### DIRECTIVE
Repeat every entry word for word, skipping the pictures.

### AVAILABLE DATA
□ □ □ □
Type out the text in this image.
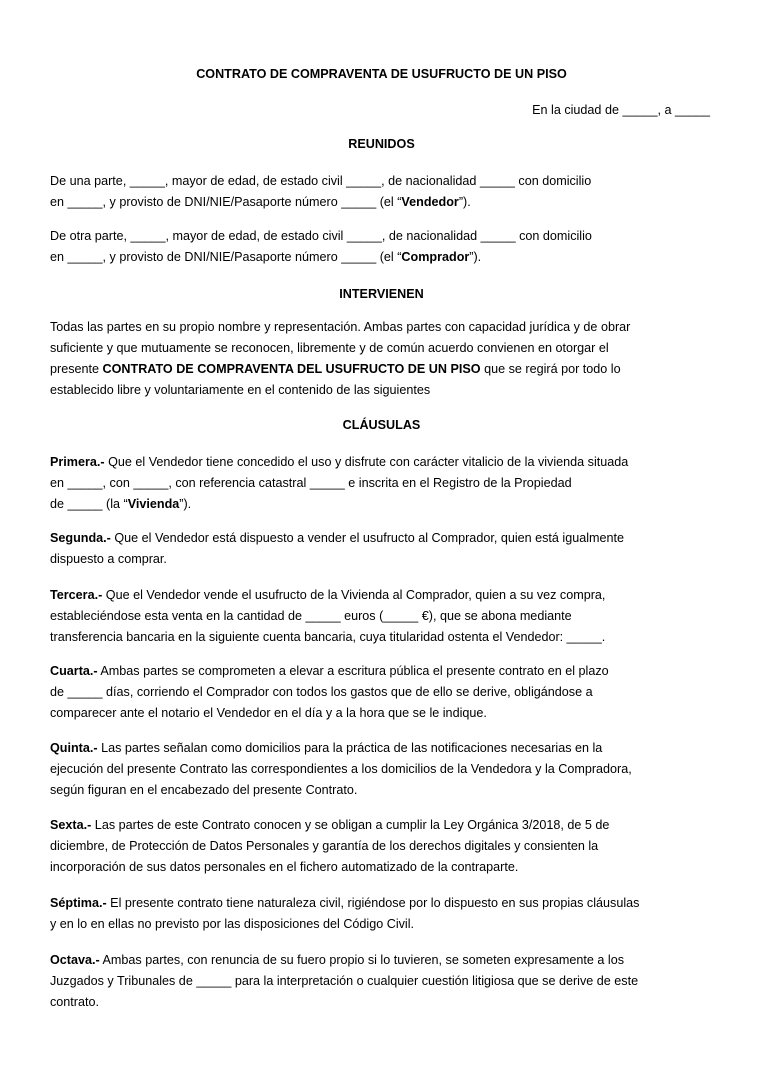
CONTRATO DE COMPRAVENTA DE USUFRUCTO DE UN PISO
En la ciudad de _____, a _____
REUNIDOS
De una parte, _____, mayor de edad, de estado civil _____, de nacionalidad _____ con domicilio
en _____, y provisto de DNI/NIE/Pasaporte número _____ (el “Vendedor”).
De otra parte, _____, mayor de edad, de estado civil _____, de nacionalidad _____ con domicilio
en _____, y provisto de DNI/NIE/Pasaporte número _____ (el “Comprador”).
INTERVIENEN
Todas las partes en su propio nombre y representación. Ambas partes con capacidad jurídica y de obrar
suficiente y que mutuamente se reconocen, libremente y de común acuerdo convienen en otorgar el
presente CONTRATO DE COMPRAVENTA DEL USUFRUCTO DE UN PISO que se regirá por todo lo
establecido libre y voluntariamente en el contenido de las siguientes
CLÁUSULAS
Primera.- Que el Vendedor tiene concedido el uso y disfrute con carácter vitalicio de la vivienda situada
en _____, con _____, con referencia catastral _____ e inscrita en el Registro de la Propiedad
de _____ (la “Vivienda”).
Segunda.- Que el Vendedor está dispuesto a vender el usufructo al Comprador, quien está igualmente
dispuesto a comprar.
Tercera.- Que el Vendedor vende el usufructo de la Vivienda al Comprador, quien a su vez compra,
estableciéndose esta venta en la cantidad de _____ euros (_____ €), que se abona mediante
transferencia bancaria en la siguiente cuenta bancaria, cuya titularidad ostenta el Vendedor: _____.
Cuarta.- Ambas partes se comprometen a elevar a escritura pública el presente contrato en el plazo
de _____ días, corriendo el Comprador con todos los gastos que de ello se derive, obligándose a
comparecer ante el notario el Vendedor en el día y a la hora que se le indique.
Quinta.- Las partes señalan como domicilios para la práctica de las notificaciones necesarias en la
ejecución del presente Contrato las correspondientes a los domicilios de la Vendedora y la Compradora,
según figuran en el encabezado del presente Contrato.
Sexta.- Las partes de este Contrato conocen y se obligan a cumplir la Ley Orgánica 3/2018, de 5 de
diciembre, de Protección de Datos Personales y garantía de los derechos digitales y consienten la
incorporación de sus datos personales en el fichero automatizado de la contraparte.
Séptima.- El presente contrato tiene naturaleza civil, rigiéndose por lo dispuesto en sus propias cláusulas
y en lo en ellas no previsto por las disposiciones del Código Civil.
Octava.- Ambas partes, con renuncia de su fuero propio si lo tuvieren, se someten expresamente a los
Juzgados y Tribunales de _____ para la interpretación o cualquier cuestión litigiosa que se derive de este
contrato.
□ □ □ □
### TASK RESPONSE
Type out the text in this image.
CONTRATO DE COMPRAVENTA DE USUFRUCTO DE UN PISO
En la ciudad de _____, a _____
REUNIDOS
De una parte, _____, mayor de edad, de estado civil _____, de nacionalidad _____ con domicilio
en _____, y provisto de DNI/NIE/Pasaporte número _____ (el “Vendedor”).
De otra parte, _____, mayor de edad, de estado civil _____, de nacionalidad _____ con domicilio
en _____, y provisto de DNI/NIE/Pasaporte número _____ (el “Comprador”).
INTERVIENEN
Todas las partes en su propio nombre y representación. Ambas partes con capacidad jurídica y de obrar
suficiente y que mutuamente se reconocen, libremente y de común acuerdo convienen en otorgar el
presente CONTRATO DE COMPRAVENTA DEL USUFRUCTO DE UN PISO que se regirá por todo lo
establecido libre y voluntariamente en el contenido de las siguientes
CLÁUSULAS
Primera.- Que el Vendedor tiene concedido el uso y disfrute con carácter vitalicio de la vivienda situada
en _____, con _____, con referencia catastral _____ e inscrita en el Registro de la Propiedad
de _____ (la “Vivienda”).
Segunda.- Que el Vendedor está dispuesto a vender el usufructo al Comprador, quien está igualmente
dispuesto a comprar.
Tercera.- Que el Vendedor vende el usufructo de la Vivienda al Comprador, quien a su vez compra,
estableciéndose esta venta en la cantidad de _____ euros (_____ €), que se abona mediante
transferencia bancaria en la siguiente cuenta bancaria, cuya titularidad ostenta el Vendedor: _____.
Cuarta.- Ambas partes se comprometen a elevar a escritura pública el presente contrato en el plazo
de _____ días, corriendo el Comprador con todos los gastos que de ello se derive, obligándose a
comparecer ante el notario el Vendedor en el día y a la hora que se le indique.
Quinta.- Las partes señalan como domicilios para la práctica de las notificaciones necesarias en la
ejecución del presente Contrato las correspondientes a los domicilios de la Vendedora y la Compradora,
según figuran en el encabezado del presente Contrato.
Sexta.- Las partes de este Contrato conocen y se obligan a cumplir la Ley Orgánica 3/2018, de 5 de
diciembre, de Protección de Datos Personales y garantía de los derechos digitales y consienten la
incorporación de sus datos personales en el fichero automatizado de la contraparte.
Séptima.- El presente contrato tiene naturaleza civil, rigiéndose por lo dispuesto en sus propias cláusulas
y en lo en ellas no previsto por las disposiciones del Código Civil.
Octava.- Ambas partes, con renuncia de su fuero propio si lo tuvieren, se someten expresamente a los
Juzgados y Tribunales de _____ para la interpretación o cualquier cuestión litigiosa que se derive de este
contrato.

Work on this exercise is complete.